Written task: Every record must be repeated exactly, with no omission.

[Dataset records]
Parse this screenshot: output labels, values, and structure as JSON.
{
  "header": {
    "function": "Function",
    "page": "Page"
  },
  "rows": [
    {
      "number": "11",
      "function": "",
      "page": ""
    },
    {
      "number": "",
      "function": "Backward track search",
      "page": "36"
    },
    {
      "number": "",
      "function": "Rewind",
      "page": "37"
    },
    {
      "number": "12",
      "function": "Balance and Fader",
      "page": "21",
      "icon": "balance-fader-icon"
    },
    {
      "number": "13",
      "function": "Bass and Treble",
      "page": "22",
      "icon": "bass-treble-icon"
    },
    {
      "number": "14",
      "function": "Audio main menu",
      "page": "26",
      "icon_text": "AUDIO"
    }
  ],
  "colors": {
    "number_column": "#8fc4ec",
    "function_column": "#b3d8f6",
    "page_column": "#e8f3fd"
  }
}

Solution to the exercise:
Parse this screenshot: output labels, values, and structure as JSON.
{
  "header": {
    "function": "Function",
    "page": "Page"
  },
  "rows": [
    {
      "number": "11",
      "function": "",
      "page": ""
    },
    {
      "number": "",
      "function": "Backward track search",
      "page": "36"
    },
    {
      "number": "",
      "function": "Rewind",
      "page": "37"
    },
    {
      "number": "12",
      "function": "Balance and Fader",
      "page": "21",
      "icon": "balance-fader-icon"
    },
    {
      "number": "13",
      "function": "Bass and Treble",
      "page": "22",
      "icon": "bass-treble-icon"
    },
    {
      "number": "14",
      "function": "Audio main menu",
      "page": "26",
      "icon_text": "AUDIO"
    }
  ],
  "colors": {
    "number_column": "#8fc4ec",
    "function_column": "#b3d8f6",
    "page_column": "#e8f3fd"
  }
}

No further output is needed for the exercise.